[BEGIN Task data]

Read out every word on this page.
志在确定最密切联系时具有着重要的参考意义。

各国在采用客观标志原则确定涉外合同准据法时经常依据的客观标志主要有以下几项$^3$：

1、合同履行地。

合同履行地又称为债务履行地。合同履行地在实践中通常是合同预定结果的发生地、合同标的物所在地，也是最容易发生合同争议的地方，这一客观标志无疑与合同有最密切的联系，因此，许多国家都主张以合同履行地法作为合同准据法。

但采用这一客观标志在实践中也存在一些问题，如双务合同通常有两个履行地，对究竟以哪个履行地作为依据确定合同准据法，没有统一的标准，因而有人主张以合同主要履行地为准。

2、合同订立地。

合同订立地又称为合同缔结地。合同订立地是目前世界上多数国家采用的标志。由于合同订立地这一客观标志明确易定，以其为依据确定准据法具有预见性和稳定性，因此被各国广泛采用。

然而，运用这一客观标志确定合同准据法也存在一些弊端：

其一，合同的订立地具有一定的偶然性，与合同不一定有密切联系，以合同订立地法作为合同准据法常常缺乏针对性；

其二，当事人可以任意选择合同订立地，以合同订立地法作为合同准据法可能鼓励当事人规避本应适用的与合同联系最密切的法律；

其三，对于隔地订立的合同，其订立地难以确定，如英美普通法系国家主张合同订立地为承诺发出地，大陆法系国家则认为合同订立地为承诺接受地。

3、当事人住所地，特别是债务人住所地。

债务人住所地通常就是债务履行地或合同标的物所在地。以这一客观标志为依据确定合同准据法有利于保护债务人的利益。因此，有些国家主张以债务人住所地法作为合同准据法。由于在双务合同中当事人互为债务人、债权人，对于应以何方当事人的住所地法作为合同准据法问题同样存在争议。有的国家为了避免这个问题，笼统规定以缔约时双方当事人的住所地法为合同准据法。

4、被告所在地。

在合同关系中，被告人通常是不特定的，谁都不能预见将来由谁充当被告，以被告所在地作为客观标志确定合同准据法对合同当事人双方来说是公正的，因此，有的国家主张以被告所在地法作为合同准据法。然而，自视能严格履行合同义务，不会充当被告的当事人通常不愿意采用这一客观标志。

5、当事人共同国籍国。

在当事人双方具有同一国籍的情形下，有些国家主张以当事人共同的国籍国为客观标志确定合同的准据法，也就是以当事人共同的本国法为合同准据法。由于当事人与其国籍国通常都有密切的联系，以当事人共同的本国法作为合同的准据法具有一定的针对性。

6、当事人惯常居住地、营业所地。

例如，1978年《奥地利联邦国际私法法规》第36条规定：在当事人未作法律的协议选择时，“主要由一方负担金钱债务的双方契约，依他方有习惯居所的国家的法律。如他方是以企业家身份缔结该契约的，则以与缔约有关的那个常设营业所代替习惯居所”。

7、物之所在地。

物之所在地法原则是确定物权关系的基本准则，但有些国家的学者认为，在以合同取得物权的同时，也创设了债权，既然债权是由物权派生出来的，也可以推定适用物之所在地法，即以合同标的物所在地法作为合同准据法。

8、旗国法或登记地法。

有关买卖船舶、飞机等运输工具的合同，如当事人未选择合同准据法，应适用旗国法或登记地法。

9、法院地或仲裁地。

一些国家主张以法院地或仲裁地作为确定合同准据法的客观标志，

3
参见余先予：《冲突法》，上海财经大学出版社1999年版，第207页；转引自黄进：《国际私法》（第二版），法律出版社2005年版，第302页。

[END Task data]

Task to complete -
Send back all of the entries exactly, with nothing missing.

Solution -
Read out every word on this page.
志在确定最密切联系时具有着重要的参考意义。

各国在采用客观标志原则确定涉外合同准据法时经常依据的客观标志主要有以下几项$^3$：

1、合同履行地。

合同履行地又称为债务履行地。合同履行地在实践中通常是合同预定结果的发生地、合同标的物所在地，也是最容易发生合同争议的地方，这一客观标志无疑与合同有最密切的联系，因此，许多国家都主张以合同履行地法作为合同准据法。

但采用这一客观标志在实践中也存在一些问题，如双务合同通常有两个履行地，对究竟以哪个履行地作为依据确定合同准据法，没有统一的标准，因而有人主张以合同主要履行地为准。

2、合同订立地。

合同订立地又称为合同缔结地。合同订立地是目前世界上多数国家采用的标志。由于合同订立地这一客观标志明确易定，以其为依据确定准据法具有预见性和稳定性，因此被各国广泛采用。

然而，运用这一客观标志确定合同准据法也存在一些弊端：

其一，合同的订立地具有一定的偶然性，与合同不一定有密切联系，以合同订立地法作为合同准据法常常缺乏针对性；

其二，当事人可以任意选择合同订立地，以合同订立地法作为合同准据法可能鼓励当事人规避本应适用的与合同联系最密切的法律；

其三，对于隔地订立的合同，其订立地难以确定，如英美普通法系国家主张合同订立地为承诺发出地，大陆法系国家则认为合同订立地为承诺接受地。

3、当事人住所地，特别是债务人住所地。

债务人住所地通常就是债务履行地或合同标的物所在地。以这一客观标志为依据确定合同准据法有利于保护债务人的利益。因此，有些国家主张以债务人住所地法作为合同准据法。由于在双务合同中当事人互为债务人、债权人，对于应以何方当事人的住所地法作为合同准据法问题同样存在争议。有的国家为了避免这个问题，笼统规定以缔约时双方当事人的住所地法为合同准据法。

4、被告所在地。

在合同关系中，被告人通常是不特定的，谁都不能预见将来由谁充当被告，以被告所在地作为客观标志确定合同准据法对合同当事人双方来说是公正的，因此，有的国家主张以被告所在地法作为合同准据法。然而，自视能严格履行合同义务，不会充当被告的当事人通常不愿意采用这一客观标志。

5、当事人共同国籍国。

在当事人双方具有同一国籍的情形下，有些国家主张以当事人共同的国籍国为客观标志确定合同的准据法，也就是以当事人共同的本国法为合同准据法。由于当事人与其国籍国通常都有密切的联系，以当事人共同的本国法作为合同的准据法具有一定的针对性。

6、当事人惯常居住地、营业所地。

例如，1978年《奥地利联邦国际私法法规》第36条规定：在当事人未作法律的协议选择时，“主要由一方负担金钱债务的双方契约，依他方有习惯居所的国家的法律。如他方是以企业家身份缔结该契约的，则以与缔约有关的那个常设营业所代替习惯居所”。

7、物之所在地。

物之所在地法原则是确定物权关系的基本准则，但有些国家的学者认为，在以合同取得物权的同时，也创设了债权，既然债权是由物权派生出来的，也可以推定适用物之所在地法，即以合同标的物所在地法作为合同准据法。

8、旗国法或登记地法。

有关买卖船舶、飞机等运输工具的合同，如当事人未选择合同准据法，应适用旗国法或登记地法。

9、法院地或仲裁地。

一些国家主张以法院地或仲裁地作为确定合同准据法的客观标志，

3
参见余先予：《冲突法》，上海财经大学出版社1999年版，第207页；转引自黄进：《国际私法》（第二版），法律出版社2005年版，第302页。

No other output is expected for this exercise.